Task brief
Write out all records as given; omit images.

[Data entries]
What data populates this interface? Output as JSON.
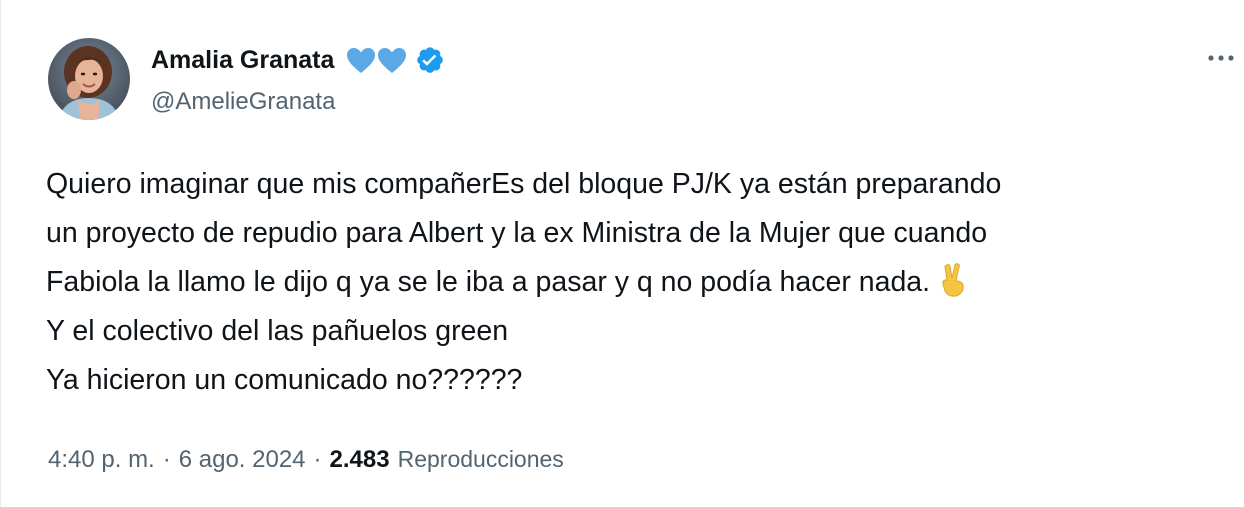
{
  "tweet": {
    "author": {
      "display_name": "Amalia Granata",
      "handle": "@AmelieGranata",
      "avatar": "profile-photo",
      "badges": [
        "light-blue-heart-icon",
        "light-blue-heart-icon",
        "verified-badge-icon"
      ]
    },
    "more_icon": "more-options-icon",
    "text_lines": [
      "Quiero imaginar que mis compañerEs del bloque PJ/K ya están preparando",
      "un proyecto de repudio para Albert y la ex Ministra de la Mujer que cuando",
      "Fabiola la llamo le dijo q ya se le iba a pasar y q no podía hacer nada.",
      "Y el colectivo del las pañuelos green",
      "Ya hicieron un comunicado no??????"
    ],
    "emoji": "victory-hand-icon",
    "meta": {
      "time": "4:40 p. m.",
      "separator": "·",
      "date": "6 ago. 2024",
      "views_count": "2.483",
      "views_label": "Reproducciones"
    }
  },
  "colors": {
    "text_primary": "#0f1419",
    "text_secondary": "#536471",
    "verified_blue": "#1d9bf0",
    "heart_blue": "#5aa9e6",
    "victory_hand": "#f5c542"
  }
}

Result of the exercise
What data populates this interface? Output as JSON.
{
  "tweet": {
    "author": {
      "display_name": "Amalia Granata",
      "handle": "@AmelieGranata",
      "avatar": "profile-photo",
      "badges": [
        "light-blue-heart-icon",
        "light-blue-heart-icon",
        "verified-badge-icon"
      ]
    },
    "more_icon": "more-options-icon",
    "text_lines": [
      "Quiero imaginar que mis compañerEs del bloque PJ/K ya están preparando",
      "un proyecto de repudio para Albert y la ex Ministra de la Mujer que cuando",
      "Fabiola la llamo le dijo q ya se le iba a pasar y q no podía hacer nada.",
      "Y el colectivo del las pañuelos green",
      "Ya hicieron un comunicado no??????"
    ],
    "emoji": "victory-hand-icon",
    "meta": {
      "time": "4:40 p. m.",
      "separator": "·",
      "date": "6 ago. 2024",
      "views_count": "2.483",
      "views_label": "Reproducciones"
    }
  },
  "colors": {
    "text_primary": "#0f1419",
    "text_secondary": "#536471",
    "verified_blue": "#1d9bf0",
    "heart_blue": "#5aa9e6",
    "victory_hand": "#f5c542"
  }
}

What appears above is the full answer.